• Required task: Set out everything from the start of the data down to the line containing "entry-number-4: N° 4. xyxy=(28,149,56,161)" as a numbered list, leaving out blank lines.

• Supplied entries:
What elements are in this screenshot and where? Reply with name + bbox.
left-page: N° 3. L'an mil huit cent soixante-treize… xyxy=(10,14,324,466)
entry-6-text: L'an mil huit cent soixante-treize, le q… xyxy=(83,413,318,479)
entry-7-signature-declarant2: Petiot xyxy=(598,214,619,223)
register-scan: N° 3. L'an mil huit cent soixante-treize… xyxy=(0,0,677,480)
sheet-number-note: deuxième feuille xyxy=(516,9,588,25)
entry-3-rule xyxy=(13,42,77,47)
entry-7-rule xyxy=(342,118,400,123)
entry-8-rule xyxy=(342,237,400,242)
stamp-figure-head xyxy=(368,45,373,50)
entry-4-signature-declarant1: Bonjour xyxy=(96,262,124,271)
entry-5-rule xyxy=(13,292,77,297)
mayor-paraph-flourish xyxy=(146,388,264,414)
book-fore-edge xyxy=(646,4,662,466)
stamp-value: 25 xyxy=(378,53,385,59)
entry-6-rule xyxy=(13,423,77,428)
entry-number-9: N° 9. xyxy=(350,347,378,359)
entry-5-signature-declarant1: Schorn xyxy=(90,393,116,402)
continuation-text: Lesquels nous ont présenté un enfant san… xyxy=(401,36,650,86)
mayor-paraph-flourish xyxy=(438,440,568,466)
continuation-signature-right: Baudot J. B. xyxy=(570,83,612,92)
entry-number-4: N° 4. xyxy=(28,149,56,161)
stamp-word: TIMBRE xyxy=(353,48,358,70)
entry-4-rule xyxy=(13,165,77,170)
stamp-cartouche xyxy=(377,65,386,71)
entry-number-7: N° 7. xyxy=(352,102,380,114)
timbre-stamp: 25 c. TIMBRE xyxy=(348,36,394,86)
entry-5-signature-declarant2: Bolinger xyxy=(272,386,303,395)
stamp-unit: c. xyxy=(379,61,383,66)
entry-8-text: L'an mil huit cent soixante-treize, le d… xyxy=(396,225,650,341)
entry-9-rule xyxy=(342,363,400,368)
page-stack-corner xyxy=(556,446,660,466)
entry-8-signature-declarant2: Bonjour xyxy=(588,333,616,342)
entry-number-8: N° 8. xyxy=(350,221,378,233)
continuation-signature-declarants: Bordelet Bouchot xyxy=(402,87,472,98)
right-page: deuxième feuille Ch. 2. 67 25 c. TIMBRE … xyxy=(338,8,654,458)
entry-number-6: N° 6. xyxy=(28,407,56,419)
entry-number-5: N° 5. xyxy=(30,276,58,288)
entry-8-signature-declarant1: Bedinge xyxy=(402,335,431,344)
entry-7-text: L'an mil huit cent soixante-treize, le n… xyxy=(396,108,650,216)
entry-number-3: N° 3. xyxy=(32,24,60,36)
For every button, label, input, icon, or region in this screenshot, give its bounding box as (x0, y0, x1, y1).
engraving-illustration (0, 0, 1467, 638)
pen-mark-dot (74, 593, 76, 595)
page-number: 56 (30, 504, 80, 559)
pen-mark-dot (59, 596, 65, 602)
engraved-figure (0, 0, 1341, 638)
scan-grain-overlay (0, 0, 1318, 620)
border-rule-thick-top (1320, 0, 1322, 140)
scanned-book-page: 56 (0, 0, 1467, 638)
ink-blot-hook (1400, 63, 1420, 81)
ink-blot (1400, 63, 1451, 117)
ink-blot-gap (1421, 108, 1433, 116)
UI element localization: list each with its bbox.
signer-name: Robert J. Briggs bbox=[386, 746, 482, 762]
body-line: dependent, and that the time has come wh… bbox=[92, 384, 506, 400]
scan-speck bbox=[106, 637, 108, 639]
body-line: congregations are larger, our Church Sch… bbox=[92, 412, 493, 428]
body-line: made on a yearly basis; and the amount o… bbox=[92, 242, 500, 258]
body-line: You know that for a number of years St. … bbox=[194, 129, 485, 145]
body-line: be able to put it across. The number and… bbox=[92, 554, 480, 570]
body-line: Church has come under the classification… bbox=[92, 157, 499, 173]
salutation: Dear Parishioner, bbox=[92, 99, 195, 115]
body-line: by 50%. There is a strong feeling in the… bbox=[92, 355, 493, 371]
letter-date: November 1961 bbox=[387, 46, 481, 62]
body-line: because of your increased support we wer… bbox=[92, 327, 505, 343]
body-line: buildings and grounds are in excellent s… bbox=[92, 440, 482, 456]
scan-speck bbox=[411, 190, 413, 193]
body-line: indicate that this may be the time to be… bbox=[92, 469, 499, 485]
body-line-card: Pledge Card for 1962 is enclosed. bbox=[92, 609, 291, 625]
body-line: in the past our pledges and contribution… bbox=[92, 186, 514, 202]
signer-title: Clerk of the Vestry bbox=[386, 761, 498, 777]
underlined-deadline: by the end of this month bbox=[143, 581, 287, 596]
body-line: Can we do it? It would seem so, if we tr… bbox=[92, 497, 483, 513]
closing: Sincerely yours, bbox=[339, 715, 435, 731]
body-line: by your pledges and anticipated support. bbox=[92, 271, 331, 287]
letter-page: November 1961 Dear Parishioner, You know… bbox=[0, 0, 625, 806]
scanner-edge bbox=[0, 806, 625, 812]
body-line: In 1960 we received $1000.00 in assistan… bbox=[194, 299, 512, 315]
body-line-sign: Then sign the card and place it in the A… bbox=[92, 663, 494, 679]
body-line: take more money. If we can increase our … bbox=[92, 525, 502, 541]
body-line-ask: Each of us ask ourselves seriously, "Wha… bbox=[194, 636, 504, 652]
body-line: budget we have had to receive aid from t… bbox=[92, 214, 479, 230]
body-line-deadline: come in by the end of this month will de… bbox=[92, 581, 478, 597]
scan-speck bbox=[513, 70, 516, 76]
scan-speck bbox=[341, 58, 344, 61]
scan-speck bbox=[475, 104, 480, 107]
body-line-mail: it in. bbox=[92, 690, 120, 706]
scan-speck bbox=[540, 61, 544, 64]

• Exercise output:
1. What elements are in this screenshot and where? Reply with name + bbox.
2. left-page: N° 3. L'an mil huit cent soixante-treize… xyxy=(10,14,324,466)
3. entry-6-text: L'an mil huit cent soixante-treize, le q… xyxy=(83,413,318,479)
4. entry-7-signature-declarant2: Petiot xyxy=(598,214,619,223)
5. register-scan: N° 3. L'an mil huit cent soixante-treize… xyxy=(0,0,677,480)
6. sheet-number-note: deuxième feuille xyxy=(516,9,588,25)
7. entry-3-rule xyxy=(13,42,77,47)
8. entry-7-rule xyxy=(342,118,400,123)
9. entry-8-rule xyxy=(342,237,400,242)
10. stamp-figure-head xyxy=(368,45,373,50)
11. entry-4-signature-declarant1: Bonjour xyxy=(96,262,124,271)
12. entry-5-rule xyxy=(13,292,77,297)
13. mayor-paraph-flourish xyxy=(146,388,264,414)
14. book-fore-edge xyxy=(646,4,662,466)
15. stamp-value: 25 xyxy=(378,53,385,59)
16. entry-6-rule xyxy=(13,423,77,428)
17. entry-number-9: N° 9. xyxy=(350,347,378,359)
18. entry-5-signature-declarant1: Schorn xyxy=(90,393,116,402)
19. continuation-text: Lesquels nous ont présenté un enfant san… xyxy=(401,36,650,86)
20. mayor-paraph-flourish xyxy=(438,440,568,466)
21. continuation-signature-right: Baudot J. B. xyxy=(570,83,612,92)
22. entry-number-4: N° 4. xyxy=(28,149,56,161)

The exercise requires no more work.